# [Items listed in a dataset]
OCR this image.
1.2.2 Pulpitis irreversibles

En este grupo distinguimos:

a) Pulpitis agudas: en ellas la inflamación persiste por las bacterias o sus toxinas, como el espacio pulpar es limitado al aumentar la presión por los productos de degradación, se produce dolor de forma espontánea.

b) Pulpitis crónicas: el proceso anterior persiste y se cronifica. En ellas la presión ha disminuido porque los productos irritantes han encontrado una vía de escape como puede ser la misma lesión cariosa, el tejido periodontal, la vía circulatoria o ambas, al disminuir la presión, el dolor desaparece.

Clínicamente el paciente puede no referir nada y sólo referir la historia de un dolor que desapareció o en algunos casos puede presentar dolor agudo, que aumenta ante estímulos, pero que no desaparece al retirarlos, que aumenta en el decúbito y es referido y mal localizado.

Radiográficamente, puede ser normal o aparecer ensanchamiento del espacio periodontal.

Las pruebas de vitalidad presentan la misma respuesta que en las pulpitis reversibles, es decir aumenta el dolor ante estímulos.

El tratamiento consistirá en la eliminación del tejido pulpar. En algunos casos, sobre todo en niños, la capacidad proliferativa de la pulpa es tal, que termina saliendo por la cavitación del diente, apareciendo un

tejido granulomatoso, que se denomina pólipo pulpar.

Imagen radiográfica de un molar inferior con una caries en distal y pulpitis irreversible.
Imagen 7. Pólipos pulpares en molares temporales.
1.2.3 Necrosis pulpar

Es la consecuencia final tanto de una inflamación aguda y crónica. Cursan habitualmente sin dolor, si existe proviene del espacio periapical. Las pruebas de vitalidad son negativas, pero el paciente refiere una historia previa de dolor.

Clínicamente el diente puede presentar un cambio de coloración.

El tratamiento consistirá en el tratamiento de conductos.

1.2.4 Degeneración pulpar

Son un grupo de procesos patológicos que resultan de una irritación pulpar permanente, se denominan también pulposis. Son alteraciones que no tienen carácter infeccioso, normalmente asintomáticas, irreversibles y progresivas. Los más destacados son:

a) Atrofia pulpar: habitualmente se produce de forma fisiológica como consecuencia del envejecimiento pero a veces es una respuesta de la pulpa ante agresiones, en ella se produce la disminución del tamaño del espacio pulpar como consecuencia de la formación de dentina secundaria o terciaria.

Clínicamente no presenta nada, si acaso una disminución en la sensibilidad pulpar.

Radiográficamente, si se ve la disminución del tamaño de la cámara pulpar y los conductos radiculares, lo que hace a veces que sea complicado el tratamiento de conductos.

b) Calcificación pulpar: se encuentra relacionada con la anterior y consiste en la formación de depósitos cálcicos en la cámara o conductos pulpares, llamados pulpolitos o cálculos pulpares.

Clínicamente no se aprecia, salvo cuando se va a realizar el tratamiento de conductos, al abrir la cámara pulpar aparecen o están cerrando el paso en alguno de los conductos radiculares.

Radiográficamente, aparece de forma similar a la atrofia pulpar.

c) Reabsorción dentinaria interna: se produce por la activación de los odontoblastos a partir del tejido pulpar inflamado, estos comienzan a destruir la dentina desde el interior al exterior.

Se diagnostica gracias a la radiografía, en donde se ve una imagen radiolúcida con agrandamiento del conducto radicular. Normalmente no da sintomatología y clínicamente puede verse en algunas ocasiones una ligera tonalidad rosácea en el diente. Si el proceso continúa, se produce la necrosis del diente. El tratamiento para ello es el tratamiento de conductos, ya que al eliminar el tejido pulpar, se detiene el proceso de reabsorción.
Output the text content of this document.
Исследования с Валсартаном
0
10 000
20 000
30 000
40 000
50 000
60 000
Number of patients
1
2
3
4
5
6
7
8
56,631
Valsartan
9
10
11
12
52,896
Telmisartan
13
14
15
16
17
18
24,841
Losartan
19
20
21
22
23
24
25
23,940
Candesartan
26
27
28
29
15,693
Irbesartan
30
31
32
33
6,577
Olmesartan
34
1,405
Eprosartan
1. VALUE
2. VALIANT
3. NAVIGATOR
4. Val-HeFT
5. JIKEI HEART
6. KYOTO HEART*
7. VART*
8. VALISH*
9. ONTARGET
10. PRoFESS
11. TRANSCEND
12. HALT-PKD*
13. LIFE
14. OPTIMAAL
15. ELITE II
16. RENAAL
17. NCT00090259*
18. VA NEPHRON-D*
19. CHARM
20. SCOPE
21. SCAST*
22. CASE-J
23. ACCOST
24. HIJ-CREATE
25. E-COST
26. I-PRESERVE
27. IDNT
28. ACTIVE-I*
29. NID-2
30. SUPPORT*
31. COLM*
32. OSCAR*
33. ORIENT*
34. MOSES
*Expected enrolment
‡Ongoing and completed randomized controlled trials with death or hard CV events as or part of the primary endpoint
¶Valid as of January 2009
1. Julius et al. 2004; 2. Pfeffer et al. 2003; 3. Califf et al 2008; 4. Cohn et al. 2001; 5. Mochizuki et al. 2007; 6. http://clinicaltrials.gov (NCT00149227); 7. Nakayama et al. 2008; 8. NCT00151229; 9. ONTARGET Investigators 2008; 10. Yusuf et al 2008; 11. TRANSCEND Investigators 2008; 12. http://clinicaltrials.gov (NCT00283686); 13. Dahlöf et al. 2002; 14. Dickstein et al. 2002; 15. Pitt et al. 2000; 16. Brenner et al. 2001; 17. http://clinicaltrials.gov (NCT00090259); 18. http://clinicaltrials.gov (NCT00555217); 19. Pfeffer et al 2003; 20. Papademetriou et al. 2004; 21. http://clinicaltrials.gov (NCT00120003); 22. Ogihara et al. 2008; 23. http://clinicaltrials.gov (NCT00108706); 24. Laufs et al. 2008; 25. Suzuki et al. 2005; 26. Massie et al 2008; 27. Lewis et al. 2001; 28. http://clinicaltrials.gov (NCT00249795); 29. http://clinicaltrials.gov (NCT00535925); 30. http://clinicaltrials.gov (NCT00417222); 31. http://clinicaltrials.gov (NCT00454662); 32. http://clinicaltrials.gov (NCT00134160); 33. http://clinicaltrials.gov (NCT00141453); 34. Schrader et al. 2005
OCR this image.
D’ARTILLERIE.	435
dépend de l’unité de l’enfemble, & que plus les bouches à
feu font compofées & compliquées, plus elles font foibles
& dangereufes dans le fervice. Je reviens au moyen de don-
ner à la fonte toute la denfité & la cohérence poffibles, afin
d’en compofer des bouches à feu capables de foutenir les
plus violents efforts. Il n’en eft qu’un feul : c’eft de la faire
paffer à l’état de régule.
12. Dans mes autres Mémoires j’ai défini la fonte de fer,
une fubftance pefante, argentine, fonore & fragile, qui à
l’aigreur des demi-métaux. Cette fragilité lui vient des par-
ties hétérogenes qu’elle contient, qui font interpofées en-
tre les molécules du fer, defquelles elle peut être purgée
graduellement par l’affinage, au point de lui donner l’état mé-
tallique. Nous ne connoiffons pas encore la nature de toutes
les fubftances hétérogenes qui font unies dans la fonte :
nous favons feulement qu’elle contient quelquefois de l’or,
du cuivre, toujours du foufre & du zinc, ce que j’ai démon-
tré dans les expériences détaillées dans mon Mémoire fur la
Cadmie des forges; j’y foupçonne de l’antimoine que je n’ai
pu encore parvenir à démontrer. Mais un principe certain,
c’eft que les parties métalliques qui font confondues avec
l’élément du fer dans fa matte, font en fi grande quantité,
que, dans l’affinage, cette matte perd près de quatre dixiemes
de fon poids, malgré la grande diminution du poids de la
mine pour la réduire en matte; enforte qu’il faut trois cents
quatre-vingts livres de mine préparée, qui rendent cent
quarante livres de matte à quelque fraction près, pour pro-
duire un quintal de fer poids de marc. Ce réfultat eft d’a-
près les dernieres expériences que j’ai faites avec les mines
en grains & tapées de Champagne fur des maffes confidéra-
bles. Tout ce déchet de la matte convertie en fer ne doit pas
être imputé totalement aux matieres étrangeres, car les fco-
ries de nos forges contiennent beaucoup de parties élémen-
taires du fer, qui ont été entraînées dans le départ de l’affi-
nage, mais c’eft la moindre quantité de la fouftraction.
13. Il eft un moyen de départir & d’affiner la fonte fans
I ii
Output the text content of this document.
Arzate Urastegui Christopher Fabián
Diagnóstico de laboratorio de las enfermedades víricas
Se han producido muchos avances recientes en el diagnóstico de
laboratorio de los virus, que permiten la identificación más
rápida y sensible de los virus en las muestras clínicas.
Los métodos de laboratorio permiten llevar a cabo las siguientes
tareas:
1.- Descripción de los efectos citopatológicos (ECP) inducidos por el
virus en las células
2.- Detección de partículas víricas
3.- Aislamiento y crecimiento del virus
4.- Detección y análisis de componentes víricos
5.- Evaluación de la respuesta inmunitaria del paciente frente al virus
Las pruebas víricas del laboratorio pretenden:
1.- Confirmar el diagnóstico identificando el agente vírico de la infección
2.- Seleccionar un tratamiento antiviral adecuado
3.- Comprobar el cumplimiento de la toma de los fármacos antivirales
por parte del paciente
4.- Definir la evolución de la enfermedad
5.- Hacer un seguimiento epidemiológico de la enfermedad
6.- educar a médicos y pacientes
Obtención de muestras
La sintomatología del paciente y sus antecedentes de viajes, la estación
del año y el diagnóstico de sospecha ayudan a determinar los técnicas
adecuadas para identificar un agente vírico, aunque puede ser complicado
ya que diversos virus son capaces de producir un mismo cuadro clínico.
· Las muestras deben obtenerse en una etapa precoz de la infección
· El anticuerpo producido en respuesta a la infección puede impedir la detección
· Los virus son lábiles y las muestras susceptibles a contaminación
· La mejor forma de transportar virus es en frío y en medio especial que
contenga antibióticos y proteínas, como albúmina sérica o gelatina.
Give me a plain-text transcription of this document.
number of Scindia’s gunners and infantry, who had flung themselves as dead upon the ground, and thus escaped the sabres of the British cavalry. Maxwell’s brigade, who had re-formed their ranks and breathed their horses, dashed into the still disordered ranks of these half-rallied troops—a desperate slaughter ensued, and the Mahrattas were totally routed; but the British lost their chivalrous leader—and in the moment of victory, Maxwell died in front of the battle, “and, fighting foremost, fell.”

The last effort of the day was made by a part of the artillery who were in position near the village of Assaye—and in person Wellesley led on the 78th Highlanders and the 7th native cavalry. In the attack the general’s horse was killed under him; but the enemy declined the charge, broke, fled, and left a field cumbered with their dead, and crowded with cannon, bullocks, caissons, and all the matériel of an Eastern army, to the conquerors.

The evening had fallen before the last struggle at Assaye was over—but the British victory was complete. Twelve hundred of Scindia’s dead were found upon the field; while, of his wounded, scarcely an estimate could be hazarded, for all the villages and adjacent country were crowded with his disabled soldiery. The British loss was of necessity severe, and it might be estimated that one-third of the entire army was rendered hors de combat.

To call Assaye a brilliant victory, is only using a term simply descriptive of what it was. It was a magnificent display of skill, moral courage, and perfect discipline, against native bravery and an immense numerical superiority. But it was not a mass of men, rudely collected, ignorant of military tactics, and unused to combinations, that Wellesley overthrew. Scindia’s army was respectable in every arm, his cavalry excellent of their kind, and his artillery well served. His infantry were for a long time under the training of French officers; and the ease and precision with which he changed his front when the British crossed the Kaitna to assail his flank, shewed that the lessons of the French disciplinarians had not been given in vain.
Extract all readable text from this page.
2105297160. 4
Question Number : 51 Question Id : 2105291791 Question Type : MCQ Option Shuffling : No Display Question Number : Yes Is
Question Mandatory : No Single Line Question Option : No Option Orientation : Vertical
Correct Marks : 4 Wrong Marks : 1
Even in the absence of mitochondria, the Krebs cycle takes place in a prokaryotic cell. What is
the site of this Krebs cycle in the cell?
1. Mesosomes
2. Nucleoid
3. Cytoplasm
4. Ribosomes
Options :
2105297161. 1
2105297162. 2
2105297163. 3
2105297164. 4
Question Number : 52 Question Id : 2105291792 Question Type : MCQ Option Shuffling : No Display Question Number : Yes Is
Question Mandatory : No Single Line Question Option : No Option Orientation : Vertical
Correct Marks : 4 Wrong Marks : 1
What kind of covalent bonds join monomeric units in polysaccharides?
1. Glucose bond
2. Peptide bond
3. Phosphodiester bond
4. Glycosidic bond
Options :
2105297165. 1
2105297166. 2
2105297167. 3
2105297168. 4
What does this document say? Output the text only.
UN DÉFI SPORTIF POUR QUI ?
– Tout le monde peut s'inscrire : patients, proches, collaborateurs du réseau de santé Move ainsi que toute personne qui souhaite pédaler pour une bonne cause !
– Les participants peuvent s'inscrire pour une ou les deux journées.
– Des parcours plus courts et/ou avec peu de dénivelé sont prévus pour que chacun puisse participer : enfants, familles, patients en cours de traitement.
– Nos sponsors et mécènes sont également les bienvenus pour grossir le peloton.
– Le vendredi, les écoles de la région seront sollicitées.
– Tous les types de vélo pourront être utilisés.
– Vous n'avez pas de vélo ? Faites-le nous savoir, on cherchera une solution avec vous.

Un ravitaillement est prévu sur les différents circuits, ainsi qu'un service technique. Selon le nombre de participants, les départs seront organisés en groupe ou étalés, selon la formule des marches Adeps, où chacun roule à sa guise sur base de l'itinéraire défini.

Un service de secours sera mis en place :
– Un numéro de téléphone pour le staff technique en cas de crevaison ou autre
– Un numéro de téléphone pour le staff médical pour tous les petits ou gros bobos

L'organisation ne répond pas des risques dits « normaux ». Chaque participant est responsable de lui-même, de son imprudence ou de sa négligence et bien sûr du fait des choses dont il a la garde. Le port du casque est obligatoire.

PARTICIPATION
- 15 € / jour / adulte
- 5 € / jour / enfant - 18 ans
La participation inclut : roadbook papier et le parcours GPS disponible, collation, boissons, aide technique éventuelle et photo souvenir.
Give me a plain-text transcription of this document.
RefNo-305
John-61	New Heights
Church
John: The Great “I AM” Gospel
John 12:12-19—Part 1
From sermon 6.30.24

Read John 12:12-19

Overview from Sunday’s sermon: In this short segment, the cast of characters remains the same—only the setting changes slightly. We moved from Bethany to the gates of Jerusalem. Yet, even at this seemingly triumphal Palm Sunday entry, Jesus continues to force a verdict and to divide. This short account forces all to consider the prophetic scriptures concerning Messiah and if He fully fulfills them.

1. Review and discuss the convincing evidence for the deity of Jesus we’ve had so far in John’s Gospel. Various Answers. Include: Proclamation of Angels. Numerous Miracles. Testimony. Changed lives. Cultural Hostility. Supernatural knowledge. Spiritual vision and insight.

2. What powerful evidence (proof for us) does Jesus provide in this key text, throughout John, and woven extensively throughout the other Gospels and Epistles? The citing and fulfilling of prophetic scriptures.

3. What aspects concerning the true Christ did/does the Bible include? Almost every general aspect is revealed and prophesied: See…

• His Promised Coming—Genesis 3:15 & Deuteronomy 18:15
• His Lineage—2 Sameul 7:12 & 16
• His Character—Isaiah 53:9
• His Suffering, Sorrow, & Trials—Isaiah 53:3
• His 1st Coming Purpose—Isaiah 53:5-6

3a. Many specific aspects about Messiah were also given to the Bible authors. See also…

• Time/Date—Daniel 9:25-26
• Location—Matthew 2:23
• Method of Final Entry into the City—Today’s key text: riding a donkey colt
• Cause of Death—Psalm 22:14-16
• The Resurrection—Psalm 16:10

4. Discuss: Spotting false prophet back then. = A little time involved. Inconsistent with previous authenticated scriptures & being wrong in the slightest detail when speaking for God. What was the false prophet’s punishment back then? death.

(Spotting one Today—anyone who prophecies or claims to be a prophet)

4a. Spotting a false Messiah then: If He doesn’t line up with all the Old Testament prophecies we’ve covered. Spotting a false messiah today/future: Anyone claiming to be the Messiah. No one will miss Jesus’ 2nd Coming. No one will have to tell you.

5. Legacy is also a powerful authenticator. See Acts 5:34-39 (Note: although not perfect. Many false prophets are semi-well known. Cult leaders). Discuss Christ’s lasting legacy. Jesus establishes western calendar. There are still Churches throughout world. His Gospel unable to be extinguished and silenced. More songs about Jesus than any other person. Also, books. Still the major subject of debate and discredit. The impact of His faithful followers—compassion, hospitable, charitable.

# [WORK TO COMPLETE]
Find the lines in the data that include "patients", then copy each of them.

# [RESULT FOR THIS EXERCISE]
Number of patients
– Tout le monde peut s'inscrire : patients, proches, collaborateurs du réseau de santé Move ainsi que toute personne qui souhaite pédaler pour une bonne cause !
– Des parcours plus courts et/ou avec peu de dénivelé sont prévus pour que chacun puisse participer : enfants, familles, patients en cours de traitement.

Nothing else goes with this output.